- **Task prompt**: Repeat verbatim the section of the post on EKS operator patterns from "Before talking about" up to and including "your scaling architecture.".

* start Provided passage *

EKS in Production: Operator Patterns and the Path to Writing Your Own

8 min read

Practical lessons from running EKS at scale — when to use existing Kubernetes operators, when to build custom ones, and the architecture patterns that keep clusters manageable as complexity grows.

infrastructurekuberneteseksoperatorsplatform-engineering

EKS in Production: Operator Patterns and the Path to Writing Your Own

Running EKS in production teaches you things that no tutorial covers. You learn that the hard part isn't deploying a cluster — it's keeping it healthy, upgradeable, and understandable six months later when the engineer who set it up has moved teams. You learn that operators are the mechanism Kubernetes provides for encoding that operational knowledge, and that choosing the right operator strategy is one of the highest-leverage decisions a platform team makes.

This post covers the operator patterns I've used across multiple EKS production environments, when off-the-shelf operators are the right call, when you need a custom one, and how to build one without creating a maintenance nightmare.

EKS Foundation: Decisions That Compound

Before talking about operators, we need to talk about the EKS decisions that constrain everything downstream.

Managed node groups vs. Karpenter

This is the first fork in the road, and it determines your scaling architecture.

Managed node groups are the conservative choice. AWS handles the AMI lifecycle, drain logic, and ASG integration. They work well if your workloads are relatively homogeneous and you can tolerate some bin-packing inefficiency.

Karpenter is the right choice when you have heterogeneous workloads (GPU jobs alongside web services), when you need fast scale-up (managed node groups can take 3-5 minutes; Karpenter often provisions in under 60 seconds), or when you care about cost optimization through right-sizing.

* end Provided passage *
* start Data *

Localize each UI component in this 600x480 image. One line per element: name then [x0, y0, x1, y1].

* end Data *

- **Written solution**:
Before talking about operators, we need to talk about the EKS decisions that constrain everything downstream.

Managed node groups vs. Karpenter

This is the first fork in the road, and it determines your scaling architecture.